OBJECTIVE: State the count of lines below in which the word "territory" appears, and add nothing.

STORED DATA:

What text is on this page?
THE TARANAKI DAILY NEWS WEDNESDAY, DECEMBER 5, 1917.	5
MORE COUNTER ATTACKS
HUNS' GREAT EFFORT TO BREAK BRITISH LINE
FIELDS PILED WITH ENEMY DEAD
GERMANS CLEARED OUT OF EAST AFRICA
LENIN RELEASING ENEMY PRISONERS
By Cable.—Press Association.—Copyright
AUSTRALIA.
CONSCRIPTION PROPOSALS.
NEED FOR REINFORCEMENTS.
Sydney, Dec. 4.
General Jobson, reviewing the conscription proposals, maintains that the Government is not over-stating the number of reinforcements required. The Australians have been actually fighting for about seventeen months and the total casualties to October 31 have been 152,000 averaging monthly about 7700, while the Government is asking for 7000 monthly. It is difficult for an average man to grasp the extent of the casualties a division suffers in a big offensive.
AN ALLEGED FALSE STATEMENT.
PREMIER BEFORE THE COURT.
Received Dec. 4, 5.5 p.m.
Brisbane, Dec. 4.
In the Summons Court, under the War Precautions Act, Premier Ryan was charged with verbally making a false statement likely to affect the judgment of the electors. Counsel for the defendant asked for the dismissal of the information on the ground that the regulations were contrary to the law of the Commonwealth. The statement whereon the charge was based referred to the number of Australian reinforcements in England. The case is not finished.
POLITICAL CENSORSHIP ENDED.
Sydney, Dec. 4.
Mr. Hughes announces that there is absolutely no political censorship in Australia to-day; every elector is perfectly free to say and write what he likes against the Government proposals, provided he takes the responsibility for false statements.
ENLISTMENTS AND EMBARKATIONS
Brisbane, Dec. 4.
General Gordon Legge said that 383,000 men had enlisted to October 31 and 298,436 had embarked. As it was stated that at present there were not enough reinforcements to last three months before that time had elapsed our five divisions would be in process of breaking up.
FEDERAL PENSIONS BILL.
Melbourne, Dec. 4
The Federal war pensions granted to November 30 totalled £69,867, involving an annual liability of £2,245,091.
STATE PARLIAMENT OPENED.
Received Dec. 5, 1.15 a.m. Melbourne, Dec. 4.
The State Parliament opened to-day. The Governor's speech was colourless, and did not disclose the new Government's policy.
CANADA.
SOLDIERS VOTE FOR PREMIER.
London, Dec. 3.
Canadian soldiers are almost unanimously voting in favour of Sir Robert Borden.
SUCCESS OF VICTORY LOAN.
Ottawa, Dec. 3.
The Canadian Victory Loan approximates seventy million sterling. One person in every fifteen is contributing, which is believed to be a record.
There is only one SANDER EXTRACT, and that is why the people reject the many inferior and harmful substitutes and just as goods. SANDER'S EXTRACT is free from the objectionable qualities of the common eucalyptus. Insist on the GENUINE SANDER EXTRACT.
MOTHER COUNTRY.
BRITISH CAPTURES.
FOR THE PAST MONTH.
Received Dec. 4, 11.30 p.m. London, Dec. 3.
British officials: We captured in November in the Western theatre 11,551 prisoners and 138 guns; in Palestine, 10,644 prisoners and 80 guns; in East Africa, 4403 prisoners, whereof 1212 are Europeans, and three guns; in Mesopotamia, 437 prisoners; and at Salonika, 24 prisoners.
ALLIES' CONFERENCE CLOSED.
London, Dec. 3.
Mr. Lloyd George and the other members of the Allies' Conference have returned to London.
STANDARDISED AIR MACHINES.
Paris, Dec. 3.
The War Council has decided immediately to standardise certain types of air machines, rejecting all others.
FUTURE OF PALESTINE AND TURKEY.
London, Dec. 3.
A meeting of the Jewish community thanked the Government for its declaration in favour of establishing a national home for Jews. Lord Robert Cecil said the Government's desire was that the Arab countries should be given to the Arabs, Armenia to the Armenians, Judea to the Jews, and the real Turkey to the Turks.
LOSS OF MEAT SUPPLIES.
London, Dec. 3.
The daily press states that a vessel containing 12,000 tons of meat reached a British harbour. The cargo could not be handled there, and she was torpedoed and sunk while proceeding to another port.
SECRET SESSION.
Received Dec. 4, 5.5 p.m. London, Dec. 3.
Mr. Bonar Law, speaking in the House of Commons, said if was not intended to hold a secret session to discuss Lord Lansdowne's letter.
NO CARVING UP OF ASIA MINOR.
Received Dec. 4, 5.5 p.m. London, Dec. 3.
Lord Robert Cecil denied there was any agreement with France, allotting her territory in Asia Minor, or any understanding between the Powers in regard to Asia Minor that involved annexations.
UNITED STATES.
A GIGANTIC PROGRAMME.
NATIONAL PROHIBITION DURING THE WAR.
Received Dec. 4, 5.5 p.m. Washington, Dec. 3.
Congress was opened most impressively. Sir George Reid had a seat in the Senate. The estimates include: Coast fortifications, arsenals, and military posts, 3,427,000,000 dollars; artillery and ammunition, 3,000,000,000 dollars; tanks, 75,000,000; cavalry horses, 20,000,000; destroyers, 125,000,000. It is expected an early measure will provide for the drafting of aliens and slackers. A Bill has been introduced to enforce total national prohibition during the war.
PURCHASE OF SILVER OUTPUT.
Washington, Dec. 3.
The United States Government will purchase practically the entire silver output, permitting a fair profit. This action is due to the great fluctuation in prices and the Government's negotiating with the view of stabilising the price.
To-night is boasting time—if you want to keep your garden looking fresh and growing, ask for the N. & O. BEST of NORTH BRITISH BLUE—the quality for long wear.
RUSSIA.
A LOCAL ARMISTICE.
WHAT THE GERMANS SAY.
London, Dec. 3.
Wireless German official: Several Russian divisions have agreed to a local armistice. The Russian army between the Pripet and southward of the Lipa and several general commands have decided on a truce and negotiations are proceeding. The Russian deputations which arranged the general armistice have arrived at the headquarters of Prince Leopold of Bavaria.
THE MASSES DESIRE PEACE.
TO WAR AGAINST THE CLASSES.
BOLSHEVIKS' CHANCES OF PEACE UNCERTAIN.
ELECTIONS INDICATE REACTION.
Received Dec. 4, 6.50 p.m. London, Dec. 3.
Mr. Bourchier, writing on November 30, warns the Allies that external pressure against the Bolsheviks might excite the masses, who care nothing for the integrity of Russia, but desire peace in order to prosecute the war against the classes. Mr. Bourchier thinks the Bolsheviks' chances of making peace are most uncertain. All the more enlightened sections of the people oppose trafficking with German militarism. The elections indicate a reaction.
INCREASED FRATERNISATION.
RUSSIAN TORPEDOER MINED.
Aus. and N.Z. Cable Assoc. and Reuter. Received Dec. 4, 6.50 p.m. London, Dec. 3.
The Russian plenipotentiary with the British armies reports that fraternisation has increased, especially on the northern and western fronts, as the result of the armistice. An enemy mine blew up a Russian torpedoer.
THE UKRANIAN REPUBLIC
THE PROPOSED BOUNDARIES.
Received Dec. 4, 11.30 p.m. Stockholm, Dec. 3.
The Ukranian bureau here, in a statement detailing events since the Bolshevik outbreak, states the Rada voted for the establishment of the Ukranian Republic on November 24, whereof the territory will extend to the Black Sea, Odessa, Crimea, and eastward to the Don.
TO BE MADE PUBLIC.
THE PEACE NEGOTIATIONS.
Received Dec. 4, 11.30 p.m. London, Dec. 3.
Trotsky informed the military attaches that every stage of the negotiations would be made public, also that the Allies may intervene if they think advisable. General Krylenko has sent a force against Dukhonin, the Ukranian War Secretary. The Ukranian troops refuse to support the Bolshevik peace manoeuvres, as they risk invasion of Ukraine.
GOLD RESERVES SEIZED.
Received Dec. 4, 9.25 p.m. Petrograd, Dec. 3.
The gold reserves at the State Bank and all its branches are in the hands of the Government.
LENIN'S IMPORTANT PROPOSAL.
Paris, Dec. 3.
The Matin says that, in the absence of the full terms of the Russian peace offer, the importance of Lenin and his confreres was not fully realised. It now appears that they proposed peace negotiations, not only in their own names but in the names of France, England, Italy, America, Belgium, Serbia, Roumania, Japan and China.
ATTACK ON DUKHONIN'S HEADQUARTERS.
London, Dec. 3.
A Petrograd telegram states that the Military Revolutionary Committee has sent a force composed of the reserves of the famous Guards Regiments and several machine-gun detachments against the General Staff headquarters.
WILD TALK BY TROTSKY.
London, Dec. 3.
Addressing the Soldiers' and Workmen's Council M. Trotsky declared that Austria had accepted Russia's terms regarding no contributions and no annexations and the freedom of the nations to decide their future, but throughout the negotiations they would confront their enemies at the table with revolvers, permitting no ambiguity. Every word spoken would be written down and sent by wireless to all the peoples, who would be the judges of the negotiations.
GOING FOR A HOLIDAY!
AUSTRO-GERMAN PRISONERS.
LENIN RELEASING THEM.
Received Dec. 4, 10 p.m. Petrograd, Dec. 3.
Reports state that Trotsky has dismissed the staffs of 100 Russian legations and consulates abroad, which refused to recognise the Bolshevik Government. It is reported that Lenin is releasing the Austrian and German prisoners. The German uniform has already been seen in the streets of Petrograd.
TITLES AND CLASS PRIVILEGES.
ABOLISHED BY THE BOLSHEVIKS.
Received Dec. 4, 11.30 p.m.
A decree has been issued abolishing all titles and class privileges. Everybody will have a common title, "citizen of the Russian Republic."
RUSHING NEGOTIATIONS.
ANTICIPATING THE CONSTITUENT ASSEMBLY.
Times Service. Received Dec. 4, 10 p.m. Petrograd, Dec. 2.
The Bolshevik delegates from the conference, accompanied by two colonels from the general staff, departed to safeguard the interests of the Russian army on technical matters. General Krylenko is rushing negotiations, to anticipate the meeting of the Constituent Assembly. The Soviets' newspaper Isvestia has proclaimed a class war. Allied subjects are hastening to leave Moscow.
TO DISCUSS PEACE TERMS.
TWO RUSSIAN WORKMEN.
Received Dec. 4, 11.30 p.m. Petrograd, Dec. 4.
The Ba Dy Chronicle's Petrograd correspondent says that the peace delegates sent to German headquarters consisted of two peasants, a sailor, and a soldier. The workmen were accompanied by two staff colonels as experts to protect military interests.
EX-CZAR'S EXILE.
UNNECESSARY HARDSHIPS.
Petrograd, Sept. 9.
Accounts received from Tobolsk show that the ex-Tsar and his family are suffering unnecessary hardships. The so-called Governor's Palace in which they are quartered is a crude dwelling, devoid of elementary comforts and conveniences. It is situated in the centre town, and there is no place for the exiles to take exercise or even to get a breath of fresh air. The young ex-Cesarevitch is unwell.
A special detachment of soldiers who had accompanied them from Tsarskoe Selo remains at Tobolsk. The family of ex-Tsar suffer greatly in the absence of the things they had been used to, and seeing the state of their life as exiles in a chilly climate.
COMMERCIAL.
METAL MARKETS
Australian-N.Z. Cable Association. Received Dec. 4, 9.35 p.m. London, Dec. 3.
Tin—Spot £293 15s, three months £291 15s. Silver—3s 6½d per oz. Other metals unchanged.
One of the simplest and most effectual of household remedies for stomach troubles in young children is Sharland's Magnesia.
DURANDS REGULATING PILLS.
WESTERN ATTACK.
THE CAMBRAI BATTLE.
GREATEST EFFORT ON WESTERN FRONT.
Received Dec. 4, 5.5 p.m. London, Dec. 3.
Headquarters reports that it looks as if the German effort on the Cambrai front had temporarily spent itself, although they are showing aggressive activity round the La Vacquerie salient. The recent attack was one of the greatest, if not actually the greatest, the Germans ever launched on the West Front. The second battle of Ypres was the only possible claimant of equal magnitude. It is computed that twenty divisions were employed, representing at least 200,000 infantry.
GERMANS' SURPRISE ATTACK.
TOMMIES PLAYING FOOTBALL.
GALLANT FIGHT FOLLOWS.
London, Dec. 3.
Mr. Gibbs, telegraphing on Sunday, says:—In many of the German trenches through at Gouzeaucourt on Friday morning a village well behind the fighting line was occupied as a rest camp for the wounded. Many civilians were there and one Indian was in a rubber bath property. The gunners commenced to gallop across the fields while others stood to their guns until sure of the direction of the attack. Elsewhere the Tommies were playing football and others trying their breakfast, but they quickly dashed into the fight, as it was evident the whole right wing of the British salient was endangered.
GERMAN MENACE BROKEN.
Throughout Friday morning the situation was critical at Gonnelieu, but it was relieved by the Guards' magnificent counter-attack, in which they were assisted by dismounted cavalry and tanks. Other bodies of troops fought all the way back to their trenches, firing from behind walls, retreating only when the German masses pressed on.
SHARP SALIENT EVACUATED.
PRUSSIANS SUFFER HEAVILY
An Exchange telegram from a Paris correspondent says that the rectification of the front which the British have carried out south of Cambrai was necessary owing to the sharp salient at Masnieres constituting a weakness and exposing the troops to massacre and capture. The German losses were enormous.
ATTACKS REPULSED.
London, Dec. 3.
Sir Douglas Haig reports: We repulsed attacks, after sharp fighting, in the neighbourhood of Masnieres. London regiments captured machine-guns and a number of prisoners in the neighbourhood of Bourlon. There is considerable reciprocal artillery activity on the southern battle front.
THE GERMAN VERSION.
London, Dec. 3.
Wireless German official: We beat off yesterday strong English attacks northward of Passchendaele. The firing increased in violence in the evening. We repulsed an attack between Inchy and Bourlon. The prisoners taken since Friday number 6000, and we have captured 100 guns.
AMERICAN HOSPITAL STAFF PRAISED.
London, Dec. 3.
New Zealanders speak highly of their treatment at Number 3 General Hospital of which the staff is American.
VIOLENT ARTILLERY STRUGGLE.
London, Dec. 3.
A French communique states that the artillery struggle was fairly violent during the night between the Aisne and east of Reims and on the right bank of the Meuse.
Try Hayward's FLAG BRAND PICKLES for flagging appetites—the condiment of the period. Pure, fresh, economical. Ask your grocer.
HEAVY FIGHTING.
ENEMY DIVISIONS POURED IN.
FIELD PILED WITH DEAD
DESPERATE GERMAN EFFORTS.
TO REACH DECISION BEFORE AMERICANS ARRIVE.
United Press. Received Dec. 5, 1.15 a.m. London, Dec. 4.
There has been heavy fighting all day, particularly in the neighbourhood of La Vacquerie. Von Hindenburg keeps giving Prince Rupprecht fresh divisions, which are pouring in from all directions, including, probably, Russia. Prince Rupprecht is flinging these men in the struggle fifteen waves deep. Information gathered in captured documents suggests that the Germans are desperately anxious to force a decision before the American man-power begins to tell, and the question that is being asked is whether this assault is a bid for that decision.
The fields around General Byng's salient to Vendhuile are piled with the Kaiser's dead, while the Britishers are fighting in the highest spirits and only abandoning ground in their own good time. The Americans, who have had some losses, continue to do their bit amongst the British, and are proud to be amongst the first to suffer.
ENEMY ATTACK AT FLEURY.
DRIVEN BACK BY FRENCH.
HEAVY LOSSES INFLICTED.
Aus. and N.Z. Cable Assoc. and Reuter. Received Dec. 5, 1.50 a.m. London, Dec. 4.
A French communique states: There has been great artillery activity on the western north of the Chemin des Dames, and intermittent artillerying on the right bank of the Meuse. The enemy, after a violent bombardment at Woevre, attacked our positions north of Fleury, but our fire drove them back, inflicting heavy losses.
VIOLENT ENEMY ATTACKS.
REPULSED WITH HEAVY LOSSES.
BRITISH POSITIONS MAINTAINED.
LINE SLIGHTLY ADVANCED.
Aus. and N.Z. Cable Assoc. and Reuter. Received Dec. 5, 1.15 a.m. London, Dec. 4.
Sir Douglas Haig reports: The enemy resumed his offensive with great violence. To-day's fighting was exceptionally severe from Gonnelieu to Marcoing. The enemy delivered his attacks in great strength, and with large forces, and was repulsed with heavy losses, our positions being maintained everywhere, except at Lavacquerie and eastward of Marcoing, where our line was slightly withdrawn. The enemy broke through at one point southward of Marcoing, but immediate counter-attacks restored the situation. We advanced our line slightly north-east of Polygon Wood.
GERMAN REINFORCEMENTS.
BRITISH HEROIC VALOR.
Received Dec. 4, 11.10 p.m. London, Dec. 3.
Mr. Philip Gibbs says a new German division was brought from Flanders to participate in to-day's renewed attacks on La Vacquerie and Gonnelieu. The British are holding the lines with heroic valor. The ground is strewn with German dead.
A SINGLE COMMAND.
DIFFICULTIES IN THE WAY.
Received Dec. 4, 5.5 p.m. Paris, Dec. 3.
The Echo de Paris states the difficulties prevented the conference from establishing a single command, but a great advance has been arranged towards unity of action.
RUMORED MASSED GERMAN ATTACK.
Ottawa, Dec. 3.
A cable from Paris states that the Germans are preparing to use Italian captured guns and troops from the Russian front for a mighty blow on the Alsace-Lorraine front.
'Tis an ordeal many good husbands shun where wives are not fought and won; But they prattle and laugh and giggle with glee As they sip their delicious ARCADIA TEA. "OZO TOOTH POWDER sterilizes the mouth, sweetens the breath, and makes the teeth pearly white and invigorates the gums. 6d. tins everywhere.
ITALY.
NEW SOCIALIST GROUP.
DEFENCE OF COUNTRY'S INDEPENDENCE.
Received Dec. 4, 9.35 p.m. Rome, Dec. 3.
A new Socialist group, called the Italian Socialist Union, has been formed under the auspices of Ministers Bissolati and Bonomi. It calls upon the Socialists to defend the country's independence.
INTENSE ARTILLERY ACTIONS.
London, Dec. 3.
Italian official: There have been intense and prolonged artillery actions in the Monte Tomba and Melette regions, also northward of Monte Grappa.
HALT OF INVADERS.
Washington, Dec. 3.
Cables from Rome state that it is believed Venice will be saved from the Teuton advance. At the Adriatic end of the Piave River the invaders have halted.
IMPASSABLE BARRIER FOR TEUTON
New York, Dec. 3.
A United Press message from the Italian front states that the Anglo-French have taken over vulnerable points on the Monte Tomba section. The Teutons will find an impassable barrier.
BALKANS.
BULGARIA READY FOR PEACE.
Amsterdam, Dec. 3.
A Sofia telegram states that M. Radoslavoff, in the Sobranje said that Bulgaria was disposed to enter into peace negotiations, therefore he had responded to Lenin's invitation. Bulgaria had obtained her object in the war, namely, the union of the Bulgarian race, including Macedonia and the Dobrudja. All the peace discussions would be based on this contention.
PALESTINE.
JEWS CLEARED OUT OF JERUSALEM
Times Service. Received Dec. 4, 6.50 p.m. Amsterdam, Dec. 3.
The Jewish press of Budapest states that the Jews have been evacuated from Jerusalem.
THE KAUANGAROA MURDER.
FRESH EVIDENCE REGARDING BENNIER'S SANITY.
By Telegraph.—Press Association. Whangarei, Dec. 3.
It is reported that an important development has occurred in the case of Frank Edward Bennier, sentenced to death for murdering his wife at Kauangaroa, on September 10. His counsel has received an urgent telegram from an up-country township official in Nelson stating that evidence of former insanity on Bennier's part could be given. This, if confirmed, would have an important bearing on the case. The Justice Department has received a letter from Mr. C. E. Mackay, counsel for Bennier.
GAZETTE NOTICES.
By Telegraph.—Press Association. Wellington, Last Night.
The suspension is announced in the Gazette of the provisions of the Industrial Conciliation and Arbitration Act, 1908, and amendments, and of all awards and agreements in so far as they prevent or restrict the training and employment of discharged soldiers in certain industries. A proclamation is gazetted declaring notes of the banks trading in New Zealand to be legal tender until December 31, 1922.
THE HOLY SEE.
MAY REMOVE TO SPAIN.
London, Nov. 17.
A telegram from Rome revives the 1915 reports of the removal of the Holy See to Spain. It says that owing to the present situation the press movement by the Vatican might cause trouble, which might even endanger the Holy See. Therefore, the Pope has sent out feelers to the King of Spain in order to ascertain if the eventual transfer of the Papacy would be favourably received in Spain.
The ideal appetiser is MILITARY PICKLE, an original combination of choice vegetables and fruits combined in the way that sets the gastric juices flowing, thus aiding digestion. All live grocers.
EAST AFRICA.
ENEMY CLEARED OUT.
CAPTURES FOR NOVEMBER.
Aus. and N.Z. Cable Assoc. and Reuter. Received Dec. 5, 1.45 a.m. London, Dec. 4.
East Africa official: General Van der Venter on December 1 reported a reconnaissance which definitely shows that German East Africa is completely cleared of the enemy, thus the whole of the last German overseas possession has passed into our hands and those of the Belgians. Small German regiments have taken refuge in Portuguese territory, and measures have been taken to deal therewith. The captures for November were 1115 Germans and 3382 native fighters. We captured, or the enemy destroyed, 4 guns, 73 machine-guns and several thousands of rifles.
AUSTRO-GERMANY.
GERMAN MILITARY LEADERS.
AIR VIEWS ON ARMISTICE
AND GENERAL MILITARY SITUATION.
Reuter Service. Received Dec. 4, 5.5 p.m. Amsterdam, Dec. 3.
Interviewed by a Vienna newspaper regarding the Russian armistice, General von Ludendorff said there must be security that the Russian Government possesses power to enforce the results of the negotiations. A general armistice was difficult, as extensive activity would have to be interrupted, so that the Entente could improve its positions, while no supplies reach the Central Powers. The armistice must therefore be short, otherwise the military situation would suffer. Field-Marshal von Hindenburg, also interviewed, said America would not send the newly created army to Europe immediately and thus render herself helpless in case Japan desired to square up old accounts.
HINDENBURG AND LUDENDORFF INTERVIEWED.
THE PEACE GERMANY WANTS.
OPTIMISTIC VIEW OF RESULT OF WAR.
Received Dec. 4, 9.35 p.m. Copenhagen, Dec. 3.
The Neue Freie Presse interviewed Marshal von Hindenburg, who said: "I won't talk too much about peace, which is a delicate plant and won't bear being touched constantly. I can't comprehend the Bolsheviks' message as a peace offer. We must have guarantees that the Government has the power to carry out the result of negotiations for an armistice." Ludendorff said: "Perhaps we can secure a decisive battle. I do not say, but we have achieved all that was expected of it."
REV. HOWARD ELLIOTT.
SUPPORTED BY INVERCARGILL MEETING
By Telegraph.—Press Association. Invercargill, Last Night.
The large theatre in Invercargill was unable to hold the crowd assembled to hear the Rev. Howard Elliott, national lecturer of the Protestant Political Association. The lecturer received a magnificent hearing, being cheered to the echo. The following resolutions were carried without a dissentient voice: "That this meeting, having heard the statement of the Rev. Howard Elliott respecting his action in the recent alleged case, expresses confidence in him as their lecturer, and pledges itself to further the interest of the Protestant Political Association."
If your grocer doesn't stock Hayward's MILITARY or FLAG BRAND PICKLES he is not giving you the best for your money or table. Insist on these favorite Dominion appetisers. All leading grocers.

TASK ANSWER: 3